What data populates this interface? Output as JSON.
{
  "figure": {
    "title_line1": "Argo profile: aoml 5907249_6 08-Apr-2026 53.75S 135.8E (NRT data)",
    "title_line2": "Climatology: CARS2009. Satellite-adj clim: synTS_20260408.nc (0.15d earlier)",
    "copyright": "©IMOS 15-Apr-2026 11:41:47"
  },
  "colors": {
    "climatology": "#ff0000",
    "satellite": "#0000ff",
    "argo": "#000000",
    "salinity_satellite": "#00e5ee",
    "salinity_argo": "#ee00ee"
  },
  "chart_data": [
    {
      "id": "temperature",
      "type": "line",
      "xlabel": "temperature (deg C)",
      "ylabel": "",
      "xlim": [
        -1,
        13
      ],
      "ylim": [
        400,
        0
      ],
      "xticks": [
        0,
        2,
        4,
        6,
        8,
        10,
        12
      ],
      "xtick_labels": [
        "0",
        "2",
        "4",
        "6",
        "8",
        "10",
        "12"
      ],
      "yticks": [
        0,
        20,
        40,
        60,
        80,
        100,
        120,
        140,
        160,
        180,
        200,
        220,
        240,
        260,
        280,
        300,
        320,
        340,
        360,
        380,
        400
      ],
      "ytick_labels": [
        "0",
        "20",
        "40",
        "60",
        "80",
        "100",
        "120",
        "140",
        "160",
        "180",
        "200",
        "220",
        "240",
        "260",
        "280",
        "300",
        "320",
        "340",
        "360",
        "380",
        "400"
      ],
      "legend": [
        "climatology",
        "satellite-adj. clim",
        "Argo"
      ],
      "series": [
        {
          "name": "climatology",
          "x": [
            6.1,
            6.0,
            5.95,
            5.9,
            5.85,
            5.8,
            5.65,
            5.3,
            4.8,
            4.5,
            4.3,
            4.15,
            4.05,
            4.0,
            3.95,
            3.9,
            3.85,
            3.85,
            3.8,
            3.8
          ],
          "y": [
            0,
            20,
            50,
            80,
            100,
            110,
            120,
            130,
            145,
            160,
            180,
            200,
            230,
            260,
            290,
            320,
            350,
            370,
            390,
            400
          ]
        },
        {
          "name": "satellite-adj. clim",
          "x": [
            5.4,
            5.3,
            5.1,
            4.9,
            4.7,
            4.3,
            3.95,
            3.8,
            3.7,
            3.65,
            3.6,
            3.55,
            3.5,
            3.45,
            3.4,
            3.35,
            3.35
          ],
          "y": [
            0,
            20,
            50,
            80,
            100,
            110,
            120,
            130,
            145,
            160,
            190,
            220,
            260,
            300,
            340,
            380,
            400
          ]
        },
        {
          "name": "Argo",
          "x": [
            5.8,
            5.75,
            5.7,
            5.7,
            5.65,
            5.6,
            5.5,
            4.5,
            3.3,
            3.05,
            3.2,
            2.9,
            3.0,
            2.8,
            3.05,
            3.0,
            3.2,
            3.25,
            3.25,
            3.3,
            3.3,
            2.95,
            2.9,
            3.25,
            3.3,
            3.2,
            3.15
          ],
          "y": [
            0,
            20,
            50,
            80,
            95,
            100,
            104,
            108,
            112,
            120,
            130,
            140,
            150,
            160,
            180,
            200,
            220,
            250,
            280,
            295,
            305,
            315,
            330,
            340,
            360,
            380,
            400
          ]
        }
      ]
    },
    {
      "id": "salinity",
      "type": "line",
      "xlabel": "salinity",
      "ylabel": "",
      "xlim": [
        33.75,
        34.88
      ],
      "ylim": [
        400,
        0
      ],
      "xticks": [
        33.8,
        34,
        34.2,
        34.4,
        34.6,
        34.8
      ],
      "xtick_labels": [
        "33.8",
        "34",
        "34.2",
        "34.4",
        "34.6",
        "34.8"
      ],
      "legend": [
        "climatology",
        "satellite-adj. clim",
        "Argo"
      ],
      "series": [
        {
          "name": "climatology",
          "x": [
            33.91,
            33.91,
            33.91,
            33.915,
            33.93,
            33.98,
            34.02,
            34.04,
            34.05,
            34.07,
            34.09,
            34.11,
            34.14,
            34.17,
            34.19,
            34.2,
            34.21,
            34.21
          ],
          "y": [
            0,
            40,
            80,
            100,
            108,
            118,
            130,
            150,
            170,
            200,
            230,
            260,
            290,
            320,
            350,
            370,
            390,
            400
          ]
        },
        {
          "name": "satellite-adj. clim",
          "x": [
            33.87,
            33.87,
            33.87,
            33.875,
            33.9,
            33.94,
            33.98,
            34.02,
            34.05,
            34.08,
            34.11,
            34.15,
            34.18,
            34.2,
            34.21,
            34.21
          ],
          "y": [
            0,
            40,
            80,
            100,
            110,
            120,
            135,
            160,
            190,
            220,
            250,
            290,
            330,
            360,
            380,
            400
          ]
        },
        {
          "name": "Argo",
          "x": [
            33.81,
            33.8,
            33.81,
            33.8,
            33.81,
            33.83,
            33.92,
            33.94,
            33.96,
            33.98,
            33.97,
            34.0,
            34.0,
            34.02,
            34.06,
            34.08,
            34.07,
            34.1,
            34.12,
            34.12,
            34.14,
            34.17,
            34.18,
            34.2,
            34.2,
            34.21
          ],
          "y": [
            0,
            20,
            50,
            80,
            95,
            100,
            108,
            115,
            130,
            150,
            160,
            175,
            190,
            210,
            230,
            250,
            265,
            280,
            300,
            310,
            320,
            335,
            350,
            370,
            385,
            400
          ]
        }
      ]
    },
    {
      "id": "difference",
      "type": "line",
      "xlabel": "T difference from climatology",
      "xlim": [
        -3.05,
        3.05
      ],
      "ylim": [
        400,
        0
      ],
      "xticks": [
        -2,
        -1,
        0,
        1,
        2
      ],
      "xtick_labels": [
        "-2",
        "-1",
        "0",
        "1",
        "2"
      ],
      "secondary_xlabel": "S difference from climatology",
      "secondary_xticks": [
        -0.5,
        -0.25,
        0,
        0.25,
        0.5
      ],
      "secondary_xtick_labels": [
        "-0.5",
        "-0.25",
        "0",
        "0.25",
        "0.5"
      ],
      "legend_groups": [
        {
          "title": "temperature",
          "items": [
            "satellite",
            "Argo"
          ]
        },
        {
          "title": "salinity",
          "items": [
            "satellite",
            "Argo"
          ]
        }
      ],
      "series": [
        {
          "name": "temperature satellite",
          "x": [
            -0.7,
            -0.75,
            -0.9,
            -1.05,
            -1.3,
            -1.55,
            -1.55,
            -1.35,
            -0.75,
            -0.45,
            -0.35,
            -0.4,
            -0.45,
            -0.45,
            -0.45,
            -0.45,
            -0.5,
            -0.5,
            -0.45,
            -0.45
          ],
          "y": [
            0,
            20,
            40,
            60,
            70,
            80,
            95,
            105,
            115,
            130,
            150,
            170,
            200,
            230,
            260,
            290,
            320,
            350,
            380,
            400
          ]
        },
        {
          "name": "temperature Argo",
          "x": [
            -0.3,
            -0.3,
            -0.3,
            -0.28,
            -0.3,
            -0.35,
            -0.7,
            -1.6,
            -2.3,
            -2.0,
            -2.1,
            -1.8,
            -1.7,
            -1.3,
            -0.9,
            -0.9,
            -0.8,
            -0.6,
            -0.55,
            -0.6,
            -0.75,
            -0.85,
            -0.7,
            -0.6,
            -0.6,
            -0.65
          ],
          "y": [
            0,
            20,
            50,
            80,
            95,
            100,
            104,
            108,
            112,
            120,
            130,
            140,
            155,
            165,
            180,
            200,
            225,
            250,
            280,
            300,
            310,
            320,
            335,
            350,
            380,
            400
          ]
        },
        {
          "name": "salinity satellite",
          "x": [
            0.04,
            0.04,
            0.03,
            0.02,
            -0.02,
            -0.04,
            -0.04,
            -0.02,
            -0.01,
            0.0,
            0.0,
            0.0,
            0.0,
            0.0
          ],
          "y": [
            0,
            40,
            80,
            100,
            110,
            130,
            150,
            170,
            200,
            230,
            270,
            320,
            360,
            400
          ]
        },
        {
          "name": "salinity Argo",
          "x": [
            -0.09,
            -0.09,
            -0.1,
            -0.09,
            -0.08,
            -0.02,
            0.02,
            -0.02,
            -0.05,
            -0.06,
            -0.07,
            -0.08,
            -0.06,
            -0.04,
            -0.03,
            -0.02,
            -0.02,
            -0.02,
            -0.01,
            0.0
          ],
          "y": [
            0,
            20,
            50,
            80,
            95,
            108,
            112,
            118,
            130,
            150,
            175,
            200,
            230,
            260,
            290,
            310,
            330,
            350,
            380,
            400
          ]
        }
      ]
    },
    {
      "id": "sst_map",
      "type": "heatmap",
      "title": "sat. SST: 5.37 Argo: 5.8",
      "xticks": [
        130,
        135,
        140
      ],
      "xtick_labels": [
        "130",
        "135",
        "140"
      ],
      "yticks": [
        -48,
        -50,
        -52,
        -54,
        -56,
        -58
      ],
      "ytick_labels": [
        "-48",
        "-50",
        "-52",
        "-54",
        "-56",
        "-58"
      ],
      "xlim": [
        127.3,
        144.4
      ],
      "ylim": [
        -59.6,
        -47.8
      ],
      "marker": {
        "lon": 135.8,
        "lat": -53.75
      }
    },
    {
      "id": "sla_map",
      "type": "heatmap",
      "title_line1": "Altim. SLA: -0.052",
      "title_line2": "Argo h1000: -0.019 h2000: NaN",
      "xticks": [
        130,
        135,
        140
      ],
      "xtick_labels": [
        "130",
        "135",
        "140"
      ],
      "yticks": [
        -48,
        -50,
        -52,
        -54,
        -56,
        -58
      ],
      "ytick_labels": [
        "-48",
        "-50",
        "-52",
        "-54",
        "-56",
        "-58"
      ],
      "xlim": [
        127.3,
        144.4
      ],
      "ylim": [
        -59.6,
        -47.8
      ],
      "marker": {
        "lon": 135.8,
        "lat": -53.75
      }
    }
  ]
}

────────────────

[INSTRUCTIONS FOR THE TASK] Lines of the material that contain the word "temperature" are to be gathered.

[ANSWER TO THE PROBLEM]
      "id": "temperature",
      "xlabel": "temperature (deg C)",
          "title": "temperature",
          "name": "temperature satellite",
          "name": "temperature Argo",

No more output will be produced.